After receiving the data what I would like to do is push this data in our fixtures table that we created in our Supabase dashboard. A good question to ask here is "Why are we getting data from the API then uploading this data into to a database?". The answer here is cost-effectiveness. There is a limit to how many calls you can make to our football API until you are charged for every request. However there is not limit to how many calls we make to our database. Because of this we are making a cron job that will fetch data from the football API then push that data into a database which we will use to populate our website.

Now that we have te fixturesArr we can start updating our database with our fixtures.

inside our exception handling we will start a connection to our database and use our fixturesArr to insert data into our fixtures table

try{
    ...

    const supabase = createClient(
      (process.env.SUPABASE_PUBLIC_URL as string) || "",
      (process.env.SUPABASE_ANON_KEY as string) || ""
    );

} catch (error) {
    ...
}

At this point we must check that our supabase client does return a connection. Please check that before proceeding.

Next we execute a delete operation to clear our our database of old data before proceeding to insert new data. If any errors are caught at this point then we make sure to throw them.

const { data, error } = await supabase.from("fixtures").delete().neq("id", 0);

if (error) throw error;

After establishing a connection with our database then can we actually insert data. For this we must iterate through every fixture in fixtureArr. Alternatively we can insert all fixtures in one operation but we are iterating through every fixture to formate the dates.

Below does just that

fixturesArr.forEach(async (fixture: any) => {
    const date = new Date(fixture.fixture.timestamp * 1000);
    const hours = date.getHours();
    const minutes = "0" + date.getMinutes();
    const seconds = "0" + date.getSeconds();

    const formattedTime =
    hours + ":" + minutes.substr(-2) + ":" + seconds.substr(-2);

    const { data, error } = await supabase.from("fixtures").insert([
    {
        fixture_id: fixture.fixture.id,
        date: fixture.fixture.date,
        time: formattedTime,
        status: fixture.fixture.status.long,
        home: fixture.teams.home.name,
        home_id: fixture.teams.home.id,
        home_score: fixture.goals.home,
        away: fixture.teams.away.name,
        away_id: fixture.teams.away.id,
        away_score: fixture.goals.away,
        venue: fixture.fixture.venue.name,
    },
]);

If done successfully we can go back to our Supabase dashboard and see it populated.

========================================================================

Instructions:
1/ Answer these questions using the Supabase tutorial.
(a) What reason does it give for pushing the API data into a database?
(b) Which table does the delete operation clear?
(c) Why does the code go through each fixture one at a time instead of inserting them all in one operation?
2/ Extract everything from "After establishing a" down to "formate the dates." in the Supabase tutorial.
The stored entries have no role in this exercise.

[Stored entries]
========================================================================

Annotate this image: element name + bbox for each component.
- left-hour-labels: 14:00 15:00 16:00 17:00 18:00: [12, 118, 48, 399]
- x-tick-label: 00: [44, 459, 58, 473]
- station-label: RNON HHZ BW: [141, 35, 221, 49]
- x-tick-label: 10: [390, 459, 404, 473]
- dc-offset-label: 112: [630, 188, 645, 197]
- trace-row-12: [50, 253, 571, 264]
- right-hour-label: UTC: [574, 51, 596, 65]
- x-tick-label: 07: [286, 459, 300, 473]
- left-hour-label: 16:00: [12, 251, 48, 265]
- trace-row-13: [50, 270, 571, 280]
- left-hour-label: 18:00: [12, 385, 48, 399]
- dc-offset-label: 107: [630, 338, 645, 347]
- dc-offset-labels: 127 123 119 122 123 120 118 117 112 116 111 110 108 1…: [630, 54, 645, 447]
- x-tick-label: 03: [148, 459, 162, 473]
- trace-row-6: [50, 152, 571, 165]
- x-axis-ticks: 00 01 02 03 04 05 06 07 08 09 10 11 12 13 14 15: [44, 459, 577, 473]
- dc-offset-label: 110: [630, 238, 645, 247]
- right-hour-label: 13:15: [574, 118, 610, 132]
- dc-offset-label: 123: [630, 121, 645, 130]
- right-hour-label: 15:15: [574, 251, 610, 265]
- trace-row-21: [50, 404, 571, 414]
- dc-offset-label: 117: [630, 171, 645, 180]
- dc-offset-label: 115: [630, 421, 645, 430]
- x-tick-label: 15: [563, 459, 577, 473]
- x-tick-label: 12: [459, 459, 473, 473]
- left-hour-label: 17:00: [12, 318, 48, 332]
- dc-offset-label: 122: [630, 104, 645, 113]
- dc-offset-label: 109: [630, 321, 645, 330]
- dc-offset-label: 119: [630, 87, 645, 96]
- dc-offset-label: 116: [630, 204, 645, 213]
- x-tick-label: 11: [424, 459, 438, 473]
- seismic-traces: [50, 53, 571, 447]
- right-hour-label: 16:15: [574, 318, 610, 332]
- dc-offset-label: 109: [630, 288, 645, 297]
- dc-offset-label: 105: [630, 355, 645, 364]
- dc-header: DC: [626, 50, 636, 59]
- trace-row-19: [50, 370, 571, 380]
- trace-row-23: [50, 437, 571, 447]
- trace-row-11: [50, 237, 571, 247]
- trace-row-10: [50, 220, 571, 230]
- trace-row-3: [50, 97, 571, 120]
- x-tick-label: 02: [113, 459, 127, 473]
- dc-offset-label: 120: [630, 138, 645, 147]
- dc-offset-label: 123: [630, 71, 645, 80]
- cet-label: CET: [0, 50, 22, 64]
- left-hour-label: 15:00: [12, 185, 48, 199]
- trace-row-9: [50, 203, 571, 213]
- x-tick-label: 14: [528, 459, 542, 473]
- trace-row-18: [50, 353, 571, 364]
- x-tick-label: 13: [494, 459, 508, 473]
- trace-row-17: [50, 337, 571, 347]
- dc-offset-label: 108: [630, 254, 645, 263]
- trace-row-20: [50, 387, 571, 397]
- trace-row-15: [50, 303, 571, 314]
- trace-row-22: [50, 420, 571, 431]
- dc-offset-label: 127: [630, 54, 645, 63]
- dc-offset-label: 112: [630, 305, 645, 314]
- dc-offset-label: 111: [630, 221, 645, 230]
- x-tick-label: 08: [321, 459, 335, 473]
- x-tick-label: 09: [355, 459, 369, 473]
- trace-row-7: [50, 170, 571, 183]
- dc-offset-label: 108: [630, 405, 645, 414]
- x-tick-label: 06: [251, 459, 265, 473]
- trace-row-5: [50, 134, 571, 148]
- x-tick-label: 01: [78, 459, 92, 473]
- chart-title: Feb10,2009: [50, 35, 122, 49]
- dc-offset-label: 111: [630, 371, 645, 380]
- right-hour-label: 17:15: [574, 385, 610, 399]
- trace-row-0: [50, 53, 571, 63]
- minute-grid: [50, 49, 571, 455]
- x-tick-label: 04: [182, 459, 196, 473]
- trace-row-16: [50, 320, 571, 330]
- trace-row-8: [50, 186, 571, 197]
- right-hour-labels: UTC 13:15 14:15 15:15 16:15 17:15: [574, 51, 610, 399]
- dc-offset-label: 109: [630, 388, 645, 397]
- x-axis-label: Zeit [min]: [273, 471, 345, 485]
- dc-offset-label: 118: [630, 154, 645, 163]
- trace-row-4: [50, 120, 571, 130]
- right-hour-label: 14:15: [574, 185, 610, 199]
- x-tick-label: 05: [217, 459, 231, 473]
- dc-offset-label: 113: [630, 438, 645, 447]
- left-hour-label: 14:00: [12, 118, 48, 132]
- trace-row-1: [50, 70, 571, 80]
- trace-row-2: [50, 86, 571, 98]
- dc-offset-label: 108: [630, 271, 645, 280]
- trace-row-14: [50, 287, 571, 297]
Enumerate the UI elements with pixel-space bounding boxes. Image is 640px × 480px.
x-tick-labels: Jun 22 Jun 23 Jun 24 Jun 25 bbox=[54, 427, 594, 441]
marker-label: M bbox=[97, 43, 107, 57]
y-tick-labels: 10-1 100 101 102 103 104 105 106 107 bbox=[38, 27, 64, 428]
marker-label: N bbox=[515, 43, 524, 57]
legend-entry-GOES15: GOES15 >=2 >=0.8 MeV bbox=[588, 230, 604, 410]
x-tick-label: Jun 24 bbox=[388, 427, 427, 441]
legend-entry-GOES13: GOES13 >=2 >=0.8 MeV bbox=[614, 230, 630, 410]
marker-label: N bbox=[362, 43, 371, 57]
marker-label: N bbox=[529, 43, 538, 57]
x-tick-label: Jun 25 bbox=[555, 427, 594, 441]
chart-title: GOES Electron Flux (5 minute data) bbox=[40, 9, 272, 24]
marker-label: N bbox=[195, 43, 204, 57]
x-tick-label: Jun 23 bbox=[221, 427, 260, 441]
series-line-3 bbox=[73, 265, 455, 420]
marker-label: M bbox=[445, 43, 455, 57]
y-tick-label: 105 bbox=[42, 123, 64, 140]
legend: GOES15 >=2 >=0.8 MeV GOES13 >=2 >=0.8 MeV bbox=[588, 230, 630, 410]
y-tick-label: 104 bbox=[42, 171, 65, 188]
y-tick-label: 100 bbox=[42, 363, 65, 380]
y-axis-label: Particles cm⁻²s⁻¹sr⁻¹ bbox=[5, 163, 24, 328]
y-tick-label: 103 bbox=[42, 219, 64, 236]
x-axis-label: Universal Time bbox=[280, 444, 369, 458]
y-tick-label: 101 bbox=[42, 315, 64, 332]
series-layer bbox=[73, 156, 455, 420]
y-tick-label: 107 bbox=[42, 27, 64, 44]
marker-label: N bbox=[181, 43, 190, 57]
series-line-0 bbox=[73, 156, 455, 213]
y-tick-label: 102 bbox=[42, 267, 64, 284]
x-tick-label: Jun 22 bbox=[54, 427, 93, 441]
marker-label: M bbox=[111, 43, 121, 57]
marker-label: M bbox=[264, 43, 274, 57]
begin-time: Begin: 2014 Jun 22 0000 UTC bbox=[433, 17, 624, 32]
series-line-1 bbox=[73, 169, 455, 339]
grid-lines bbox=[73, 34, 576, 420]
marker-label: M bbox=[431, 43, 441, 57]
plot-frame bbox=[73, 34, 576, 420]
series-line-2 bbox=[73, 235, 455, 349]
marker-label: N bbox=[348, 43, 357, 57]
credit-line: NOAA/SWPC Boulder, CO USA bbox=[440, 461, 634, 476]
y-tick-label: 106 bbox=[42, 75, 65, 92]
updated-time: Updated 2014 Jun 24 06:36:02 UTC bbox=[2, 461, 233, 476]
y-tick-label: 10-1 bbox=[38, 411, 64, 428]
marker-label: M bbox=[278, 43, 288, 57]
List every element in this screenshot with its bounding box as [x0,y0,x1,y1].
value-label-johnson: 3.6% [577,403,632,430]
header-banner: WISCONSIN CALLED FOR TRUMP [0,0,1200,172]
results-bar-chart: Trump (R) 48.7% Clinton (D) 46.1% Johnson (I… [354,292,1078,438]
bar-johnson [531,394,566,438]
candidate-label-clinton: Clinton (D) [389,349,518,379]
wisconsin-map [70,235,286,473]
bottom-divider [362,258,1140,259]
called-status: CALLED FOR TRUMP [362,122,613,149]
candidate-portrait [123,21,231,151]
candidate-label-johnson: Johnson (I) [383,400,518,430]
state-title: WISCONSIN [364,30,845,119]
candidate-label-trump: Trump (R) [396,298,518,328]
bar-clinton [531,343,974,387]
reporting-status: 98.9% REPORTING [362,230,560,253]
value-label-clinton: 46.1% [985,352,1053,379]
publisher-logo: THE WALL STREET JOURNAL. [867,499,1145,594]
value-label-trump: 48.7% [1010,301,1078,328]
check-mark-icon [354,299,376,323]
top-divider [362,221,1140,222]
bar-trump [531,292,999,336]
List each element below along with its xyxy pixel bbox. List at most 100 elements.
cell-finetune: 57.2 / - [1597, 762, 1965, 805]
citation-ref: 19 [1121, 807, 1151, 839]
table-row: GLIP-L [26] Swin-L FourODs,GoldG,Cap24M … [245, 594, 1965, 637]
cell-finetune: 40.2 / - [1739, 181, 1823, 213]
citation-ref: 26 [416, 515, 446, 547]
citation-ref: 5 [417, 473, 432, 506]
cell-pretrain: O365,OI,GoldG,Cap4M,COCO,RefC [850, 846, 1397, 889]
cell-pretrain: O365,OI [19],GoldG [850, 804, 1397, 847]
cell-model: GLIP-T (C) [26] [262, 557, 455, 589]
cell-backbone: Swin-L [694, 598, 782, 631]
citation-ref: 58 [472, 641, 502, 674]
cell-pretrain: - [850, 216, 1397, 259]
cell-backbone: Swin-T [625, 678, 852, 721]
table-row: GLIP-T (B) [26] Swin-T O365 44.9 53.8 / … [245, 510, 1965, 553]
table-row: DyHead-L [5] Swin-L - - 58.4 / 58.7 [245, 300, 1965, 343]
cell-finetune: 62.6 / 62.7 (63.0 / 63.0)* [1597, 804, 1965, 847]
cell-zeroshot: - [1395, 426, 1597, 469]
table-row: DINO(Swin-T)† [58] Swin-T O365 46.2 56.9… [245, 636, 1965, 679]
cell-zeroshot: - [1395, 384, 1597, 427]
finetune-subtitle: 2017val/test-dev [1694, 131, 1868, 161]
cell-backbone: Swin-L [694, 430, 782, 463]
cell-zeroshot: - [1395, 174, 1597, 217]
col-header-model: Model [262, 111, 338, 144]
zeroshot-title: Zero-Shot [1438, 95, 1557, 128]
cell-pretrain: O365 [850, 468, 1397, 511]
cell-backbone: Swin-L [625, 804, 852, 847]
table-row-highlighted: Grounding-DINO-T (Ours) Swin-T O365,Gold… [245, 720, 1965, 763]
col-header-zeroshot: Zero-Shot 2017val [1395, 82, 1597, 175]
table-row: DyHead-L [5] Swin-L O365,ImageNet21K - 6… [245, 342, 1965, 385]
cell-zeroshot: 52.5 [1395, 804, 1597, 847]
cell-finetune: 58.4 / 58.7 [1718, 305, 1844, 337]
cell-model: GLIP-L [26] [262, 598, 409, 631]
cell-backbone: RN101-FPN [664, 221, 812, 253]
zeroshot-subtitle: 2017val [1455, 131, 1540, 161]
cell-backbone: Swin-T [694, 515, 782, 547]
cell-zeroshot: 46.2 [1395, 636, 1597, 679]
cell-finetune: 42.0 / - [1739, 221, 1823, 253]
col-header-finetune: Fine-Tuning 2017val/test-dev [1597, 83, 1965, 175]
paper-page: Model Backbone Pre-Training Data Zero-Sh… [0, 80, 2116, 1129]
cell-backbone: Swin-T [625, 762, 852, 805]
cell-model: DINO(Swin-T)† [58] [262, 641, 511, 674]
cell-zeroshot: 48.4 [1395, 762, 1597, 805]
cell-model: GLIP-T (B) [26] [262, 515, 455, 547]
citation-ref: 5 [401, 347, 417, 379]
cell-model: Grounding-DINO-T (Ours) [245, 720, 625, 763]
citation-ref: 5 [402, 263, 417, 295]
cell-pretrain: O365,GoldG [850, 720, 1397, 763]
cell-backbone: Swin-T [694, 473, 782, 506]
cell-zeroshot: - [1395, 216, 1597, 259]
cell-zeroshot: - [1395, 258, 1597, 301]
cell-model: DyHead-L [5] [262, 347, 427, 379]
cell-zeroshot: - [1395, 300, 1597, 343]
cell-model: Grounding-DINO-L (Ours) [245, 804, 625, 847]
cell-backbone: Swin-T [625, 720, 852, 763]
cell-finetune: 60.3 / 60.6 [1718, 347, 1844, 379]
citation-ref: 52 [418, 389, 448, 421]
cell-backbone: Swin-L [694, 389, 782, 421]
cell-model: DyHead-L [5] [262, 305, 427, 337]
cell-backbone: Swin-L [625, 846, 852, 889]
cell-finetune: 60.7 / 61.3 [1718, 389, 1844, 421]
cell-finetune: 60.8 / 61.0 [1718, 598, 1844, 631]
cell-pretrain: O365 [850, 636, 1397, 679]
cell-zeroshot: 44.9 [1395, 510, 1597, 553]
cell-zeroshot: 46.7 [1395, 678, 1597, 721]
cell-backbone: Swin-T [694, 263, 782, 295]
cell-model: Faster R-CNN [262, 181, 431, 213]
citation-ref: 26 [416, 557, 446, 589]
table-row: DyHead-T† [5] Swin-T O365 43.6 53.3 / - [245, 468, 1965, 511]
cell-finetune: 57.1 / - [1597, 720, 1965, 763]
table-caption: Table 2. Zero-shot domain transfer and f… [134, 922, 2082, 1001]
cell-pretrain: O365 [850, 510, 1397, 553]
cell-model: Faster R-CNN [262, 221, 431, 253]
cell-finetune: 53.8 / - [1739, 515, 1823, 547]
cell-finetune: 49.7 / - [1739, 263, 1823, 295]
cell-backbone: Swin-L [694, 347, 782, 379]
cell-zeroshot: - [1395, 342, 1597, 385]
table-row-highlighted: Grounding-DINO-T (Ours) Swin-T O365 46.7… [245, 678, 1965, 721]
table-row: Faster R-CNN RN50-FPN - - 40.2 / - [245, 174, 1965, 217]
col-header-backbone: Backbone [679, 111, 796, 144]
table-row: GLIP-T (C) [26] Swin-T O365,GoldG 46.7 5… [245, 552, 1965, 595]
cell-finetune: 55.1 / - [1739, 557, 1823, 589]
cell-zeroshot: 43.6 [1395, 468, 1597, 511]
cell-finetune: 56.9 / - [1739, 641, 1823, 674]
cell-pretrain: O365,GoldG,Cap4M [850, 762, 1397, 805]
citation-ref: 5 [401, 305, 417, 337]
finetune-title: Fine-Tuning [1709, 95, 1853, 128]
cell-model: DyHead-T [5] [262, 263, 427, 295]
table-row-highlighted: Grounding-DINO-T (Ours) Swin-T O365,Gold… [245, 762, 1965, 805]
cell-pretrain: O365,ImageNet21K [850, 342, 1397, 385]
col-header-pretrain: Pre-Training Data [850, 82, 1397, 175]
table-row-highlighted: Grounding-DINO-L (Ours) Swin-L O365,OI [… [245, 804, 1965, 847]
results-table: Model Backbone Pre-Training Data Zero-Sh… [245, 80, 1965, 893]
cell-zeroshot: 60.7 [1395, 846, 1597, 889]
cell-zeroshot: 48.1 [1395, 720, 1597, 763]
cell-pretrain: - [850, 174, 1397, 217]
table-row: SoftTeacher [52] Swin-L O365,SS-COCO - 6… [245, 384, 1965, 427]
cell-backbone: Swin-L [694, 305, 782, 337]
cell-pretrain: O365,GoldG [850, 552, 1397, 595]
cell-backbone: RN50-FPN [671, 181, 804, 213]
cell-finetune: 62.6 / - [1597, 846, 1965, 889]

========================================================================

Answers for this exercise:
1/
(a) Cost-effectiveness.
(b) The fixtures table.
(c) To format the dates.

2/
After establishing a connection with our database then can we actually insert data. For this we must iterate through every fixture in fixtureArr. Alternatively we can insert all fixtures in one operation but we are iterating through every fixture to formate the dates.